(Data entries)
---

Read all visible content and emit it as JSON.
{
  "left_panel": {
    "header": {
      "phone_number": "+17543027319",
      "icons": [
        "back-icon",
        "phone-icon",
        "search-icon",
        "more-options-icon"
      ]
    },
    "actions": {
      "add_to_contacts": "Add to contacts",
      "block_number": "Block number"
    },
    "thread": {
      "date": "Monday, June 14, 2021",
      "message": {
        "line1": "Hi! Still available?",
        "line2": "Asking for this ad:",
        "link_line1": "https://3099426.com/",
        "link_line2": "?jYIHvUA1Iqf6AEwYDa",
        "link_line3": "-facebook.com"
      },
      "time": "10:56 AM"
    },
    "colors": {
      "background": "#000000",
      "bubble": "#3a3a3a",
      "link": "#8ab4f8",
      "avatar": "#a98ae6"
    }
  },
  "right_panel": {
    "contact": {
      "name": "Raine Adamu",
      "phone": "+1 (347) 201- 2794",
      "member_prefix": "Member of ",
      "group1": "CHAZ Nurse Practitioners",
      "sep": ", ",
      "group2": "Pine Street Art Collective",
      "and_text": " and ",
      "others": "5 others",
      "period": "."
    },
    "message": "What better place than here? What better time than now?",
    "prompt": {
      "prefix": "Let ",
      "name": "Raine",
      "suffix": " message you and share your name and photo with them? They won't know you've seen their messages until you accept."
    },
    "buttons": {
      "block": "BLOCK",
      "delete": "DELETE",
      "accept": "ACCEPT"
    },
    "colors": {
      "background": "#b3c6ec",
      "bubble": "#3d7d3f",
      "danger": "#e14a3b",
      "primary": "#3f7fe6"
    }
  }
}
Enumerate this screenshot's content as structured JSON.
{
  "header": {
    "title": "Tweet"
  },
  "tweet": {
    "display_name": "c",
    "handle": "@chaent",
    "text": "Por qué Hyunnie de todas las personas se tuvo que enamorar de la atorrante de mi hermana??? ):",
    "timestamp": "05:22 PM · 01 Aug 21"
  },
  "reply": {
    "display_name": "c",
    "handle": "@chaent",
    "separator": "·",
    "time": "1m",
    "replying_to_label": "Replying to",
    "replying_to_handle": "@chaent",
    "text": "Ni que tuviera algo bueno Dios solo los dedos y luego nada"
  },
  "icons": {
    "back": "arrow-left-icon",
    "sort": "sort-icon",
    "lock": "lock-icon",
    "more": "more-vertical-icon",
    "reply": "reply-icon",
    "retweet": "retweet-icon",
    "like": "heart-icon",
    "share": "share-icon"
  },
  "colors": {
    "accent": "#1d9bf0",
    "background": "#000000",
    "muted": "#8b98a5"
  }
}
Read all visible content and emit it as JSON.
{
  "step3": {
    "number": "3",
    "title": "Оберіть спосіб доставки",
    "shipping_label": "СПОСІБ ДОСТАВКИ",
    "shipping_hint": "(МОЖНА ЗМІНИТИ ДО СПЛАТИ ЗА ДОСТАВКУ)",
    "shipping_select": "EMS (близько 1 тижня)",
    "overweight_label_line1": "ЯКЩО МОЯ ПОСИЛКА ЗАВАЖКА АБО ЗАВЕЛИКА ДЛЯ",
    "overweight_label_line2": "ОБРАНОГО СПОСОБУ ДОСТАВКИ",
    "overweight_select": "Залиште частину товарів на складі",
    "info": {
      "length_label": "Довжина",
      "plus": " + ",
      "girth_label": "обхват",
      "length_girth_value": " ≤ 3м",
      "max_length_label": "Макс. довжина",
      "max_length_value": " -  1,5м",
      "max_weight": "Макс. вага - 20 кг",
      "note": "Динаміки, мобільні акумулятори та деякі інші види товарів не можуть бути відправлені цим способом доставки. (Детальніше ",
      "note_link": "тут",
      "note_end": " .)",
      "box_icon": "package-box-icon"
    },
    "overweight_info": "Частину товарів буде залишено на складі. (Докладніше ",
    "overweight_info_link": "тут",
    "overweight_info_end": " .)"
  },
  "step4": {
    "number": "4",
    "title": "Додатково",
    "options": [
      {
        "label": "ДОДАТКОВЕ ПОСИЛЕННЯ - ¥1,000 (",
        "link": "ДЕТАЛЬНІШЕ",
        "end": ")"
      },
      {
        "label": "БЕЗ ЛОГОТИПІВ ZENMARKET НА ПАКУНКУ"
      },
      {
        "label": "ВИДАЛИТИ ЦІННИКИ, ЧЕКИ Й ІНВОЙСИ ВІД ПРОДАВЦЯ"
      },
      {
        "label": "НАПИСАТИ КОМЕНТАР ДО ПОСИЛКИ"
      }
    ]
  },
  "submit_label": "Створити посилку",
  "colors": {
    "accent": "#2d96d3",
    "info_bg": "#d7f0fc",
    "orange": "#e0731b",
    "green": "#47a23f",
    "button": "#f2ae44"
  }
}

---

### Your task
Scan the records for the string "this". Copy each line in which it appears.

### Correct result
        "line2": "Asking for this ad:",
Enumerate this screenshot's content as structured JSON.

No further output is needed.